Recorded data:
--------
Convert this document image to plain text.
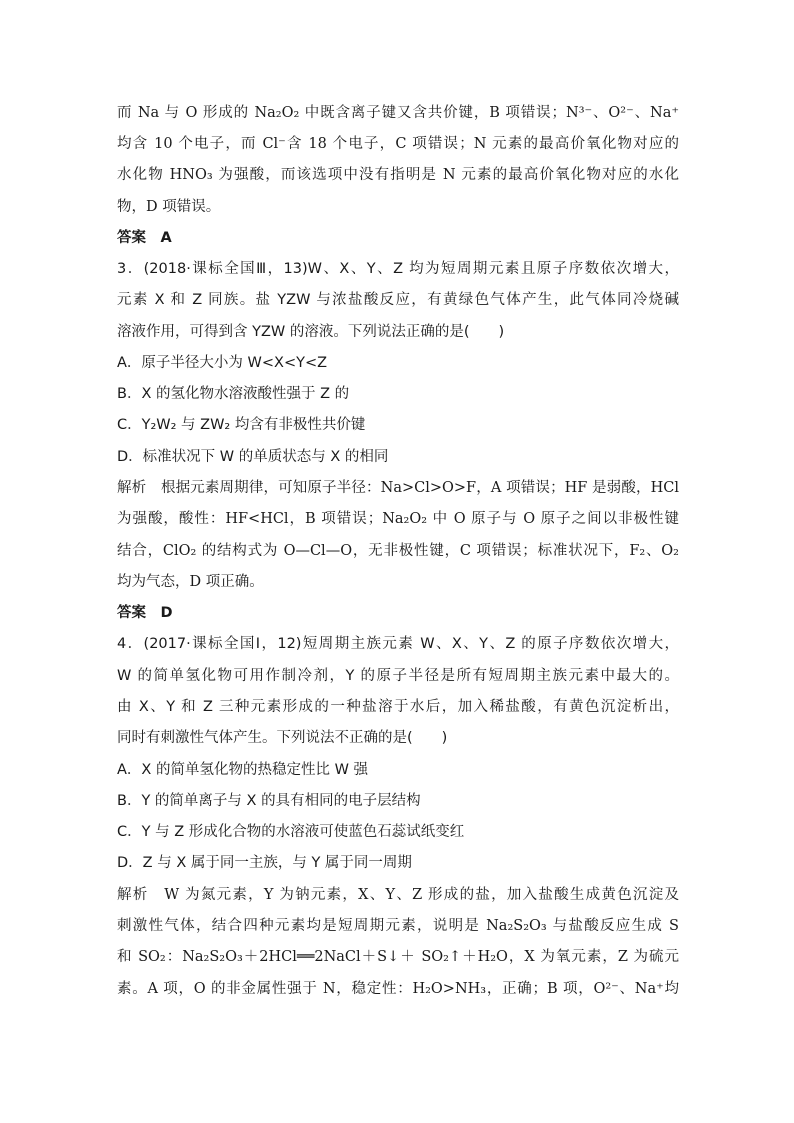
而 Na 与 O 形成的 Na₂O₂ 中既含离子键又含共价键，B 项错误；N³⁻、O²⁻、Na⁺
均含 10 个电子，而 Cl⁻含 18 个电子，C 项错误；N 元素的最高价氧化物对应的
水化物 HNO₃ 为强酸，而该选项中没有指明是 N 元素的最高价氧化物对应的水化
物，D 项错误。
答案　A
3．(2018·课标全国Ⅲ，13)W、X、Y、Z 均为短周期元素且原子序数依次增大，
元素 X 和 Z 同族。盐 YZW 与浓盐酸反应，有黄绿色气体产生，此气体同冷烧碱
溶液作用，可得到含 YZW 的溶液。下列说法正确的是(　　)
A．原子半径大小为 W<X<Y<Z
B．X 的氢化物水溶液酸性强于 Z 的
C．Y₂W₂ 与 ZW₂ 均含有非极性共价键
D．标准状况下 W 的单质状态与 X 的相同
解析　根据元素周期律，可知原子半径：Na>Cl>O>F，A 项错误；HF 是弱酸，HCl
为强酸，酸性：HF<HCl，B 项错误；Na₂O₂ 中 O 原子与 O 原子之间以非极性键
结合，ClO₂ 的结构式为 O—Cl—O，无非极性键，C 项错误；标准状况下，F₂、O₂
均为气态，D 项正确。
答案　D
4．(2017·课标全国Ⅰ，12)短周期主族元素 W、X、Y、Z 的原子序数依次增大，
W 的简单氢化物可用作制冷剂，Y 的原子半径是所有短周期主族元素中最大的。
由 X、Y 和 Z 三种元素形成的一种盐溶于水后，加入稀盐酸，有黄色沉淀析出，
同时有刺激性气体产生。下列说法不正确的是(　　)
A．X 的简单氢化物的热稳定性比 W 强
B．Y 的简单离子与 X 的具有相同的电子层结构
C．Y 与 Z 形成化合物的水溶液可使蓝色石蕊试纸变红
D．Z 与 X 属于同一主族，与 Y 属于同一周期
解析　W 为氮元素，Y 为钠元素，X、Y、Z 形成的盐，加入盐酸生成黄色沉淀及
刺激性气体，结合四种元素均是短周期元素，说明是 Na₂S₂O₃ 与盐酸反应生成 S
和 SO₂：Na₂S₂O₃＋2HCl══2NaCl＋S↓＋ SO₂↑＋H₂O，X 为氧元素，Z 为硫元
素。A 项，O 的非金属性强于 N，稳定性：H₂O>NH₃，正确；B 项，O²⁻、Na⁺均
--------
### What you should do
Pick out every line with the string "Na₂O₂" and copy it.

### Reply
而 Na 与 O 形成的 Na₂O₂ 中既含离子键又含共价键，B 项错误；N³⁻、O²⁻、Na⁺
为强酸，酸性：HF<HCl，B 项错误；Na₂O₂ 中 O 原子与 O 原子之间以非极性键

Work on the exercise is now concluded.